>> Start DATA SHOWN

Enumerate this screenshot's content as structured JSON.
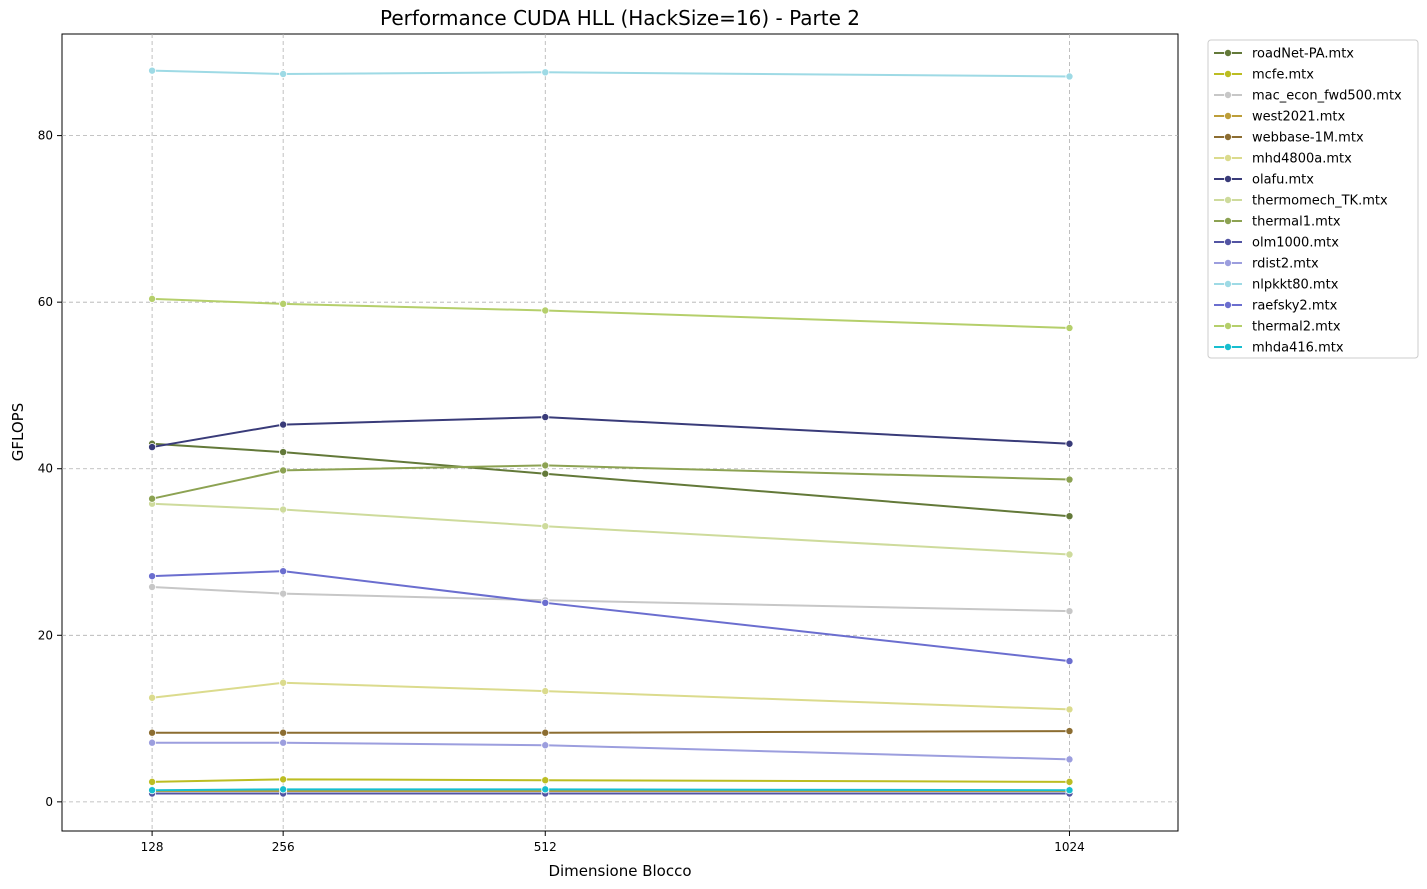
{
  "chart_data": {
    "type": "line",
    "title": "Performance CUDA HLL (HackSize=16) - Parte 2",
    "xlabel": "Dimensione Blocco",
    "ylabel": "GFLOPS",
    "x": [
      128,
      256,
      512,
      1024
    ],
    "x_tick_labels": [
      "128",
      "256",
      "512",
      "1024"
    ],
    "y_ticks": [
      0,
      20,
      40,
      60,
      80
    ],
    "y_tick_labels": [
      "0",
      "20",
      "40",
      "60",
      "80"
    ],
    "xlim": [
      40,
      1130
    ],
    "ylim": [
      -3.5,
      92.2
    ],
    "grid": true,
    "legend_position": "outside-top-right",
    "series": [
      {
        "name": "roadNet-PA.mtx",
        "color": "#637939",
        "values": [
          43.0,
          42.0,
          39.4,
          34.3
        ]
      },
      {
        "name": "mcfe.mtx",
        "color": "#bcbd22",
        "values": [
          2.4,
          2.7,
          2.6,
          2.4
        ]
      },
      {
        "name": "mac_econ_fwd500.mtx",
        "color": "#c7c7c7",
        "values": [
          25.8,
          25.0,
          24.2,
          22.9
        ]
      },
      {
        "name": "west2021.mtx",
        "color": "#bd9e39",
        "values": [
          1.3,
          1.3,
          1.3,
          1.3
        ]
      },
      {
        "name": "webbase-1M.mtx",
        "color": "#8c6d31",
        "values": [
          8.3,
          8.3,
          8.3,
          8.5
        ]
      },
      {
        "name": "mhd4800a.mtx",
        "color": "#dbdb8d",
        "values": [
          12.5,
          14.3,
          13.3,
          11.1
        ]
      },
      {
        "name": "olafu.mtx",
        "color": "#393b79",
        "values": [
          42.6,
          45.3,
          46.2,
          43.0
        ]
      },
      {
        "name": "thermomech_TK.mtx",
        "color": "#cedb9c",
        "values": [
          35.8,
          35.1,
          33.1,
          29.7
        ]
      },
      {
        "name": "thermal1.mtx",
        "color": "#8ca252",
        "values": [
          36.4,
          39.8,
          40.4,
          38.7
        ]
      },
      {
        "name": "olm1000.mtx",
        "color": "#5254a3",
        "values": [
          1.0,
          1.0,
          1.0,
          1.0
        ]
      },
      {
        "name": "rdist2.mtx",
        "color": "#9c9ede",
        "values": [
          7.1,
          7.1,
          6.8,
          5.1
        ]
      },
      {
        "name": "nlpkkt80.mtx",
        "color": "#9edae5",
        "values": [
          87.8,
          87.4,
          87.6,
          87.1
        ]
      },
      {
        "name": "raefsky2.mtx",
        "color": "#6b6ecf",
        "values": [
          27.1,
          27.7,
          23.9,
          16.9
        ]
      },
      {
        "name": "thermal2.mtx",
        "color": "#b5cf6b",
        "values": [
          60.4,
          59.8,
          59.0,
          56.9
        ]
      },
      {
        "name": "mhda416.mtx",
        "color": "#17becf",
        "values": [
          1.4,
          1.5,
          1.5,
          1.4
        ]
      }
    ]
  }
}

>> End DATA SHOWN

THE TASK -
Copy the records above exactly, omitting every picture.

RESULT BELOW -
Enumerate this screenshot's content as structured JSON.
{
  "chart_data": {
    "type": "line",
    "title": "Performance CUDA HLL (HackSize=16) - Parte 2",
    "xlabel": "Dimensione Blocco",
    "ylabel": "GFLOPS",
    "x": [
      128,
      256,
      512,
      1024
    ],
    "x_tick_labels": [
      "128",
      "256",
      "512",
      "1024"
    ],
    "y_ticks": [
      0,
      20,
      40,
      60,
      80
    ],
    "y_tick_labels": [
      "0",
      "20",
      "40",
      "60",
      "80"
    ],
    "xlim": [
      40,
      1130
    ],
    "ylim": [
      -3.5,
      92.2
    ],
    "grid": true,
    "legend_position": "outside-top-right",
    "series": [
      {
        "name": "roadNet-PA.mtx",
        "color": "#637939",
        "values": [
          43.0,
          42.0,
          39.4,
          34.3
        ]
      },
      {
        "name": "mcfe.mtx",
        "color": "#bcbd22",
        "values": [
          2.4,
          2.7,
          2.6,
          2.4
        ]
      },
      {
        "name": "mac_econ_fwd500.mtx",
        "color": "#c7c7c7",
        "values": [
          25.8,
          25.0,
          24.2,
          22.9
        ]
      },
      {
        "name": "west2021.mtx",
        "color": "#bd9e39",
        "values": [
          1.3,
          1.3,
          1.3,
          1.3
        ]
      },
      {
        "name": "webbase-1M.mtx",
        "color": "#8c6d31",
        "values": [
          8.3,
          8.3,
          8.3,
          8.5
        ]
      },
      {
        "name": "mhd4800a.mtx",
        "color": "#dbdb8d",
        "values": [
          12.5,
          14.3,
          13.3,
          11.1
        ]
      },
      {
        "name": "olafu.mtx",
        "color": "#393b79",
        "values": [
          42.6,
          45.3,
          46.2,
          43.0
        ]
      },
      {
        "name": "thermomech_TK.mtx",
        "color": "#cedb9c",
        "values": [
          35.8,
          35.1,
          33.1,
          29.7
        ]
      },
      {
        "name": "thermal1.mtx",
        "color": "#8ca252",
        "values": [
          36.4,
          39.8,
          40.4,
          38.7
        ]
      },
      {
        "name": "olm1000.mtx",
        "color": "#5254a3",
        "values": [
          1.0,
          1.0,
          1.0,
          1.0
        ]
      },
      {
        "name": "rdist2.mtx",
        "color": "#9c9ede",
        "values": [
          7.1,
          7.1,
          6.8,
          5.1
        ]
      },
      {
        "name": "nlpkkt80.mtx",
        "color": "#9edae5",
        "values": [
          87.8,
          87.4,
          87.6,
          87.1
        ]
      },
      {
        "name": "raefsky2.mtx",
        "color": "#6b6ecf",
        "values": [
          27.1,
          27.7,
          23.9,
          16.9
        ]
      },
      {
        "name": "thermal2.mtx",
        "color": "#b5cf6b",
        "values": [
          60.4,
          59.8,
          59.0,
          56.9
        ]
      },
      {
        "name": "mhda416.mtx",
        "color": "#17becf",
        "values": [
          1.4,
          1.5,
          1.5,
          1.4
        ]
      }
    ]
  }
}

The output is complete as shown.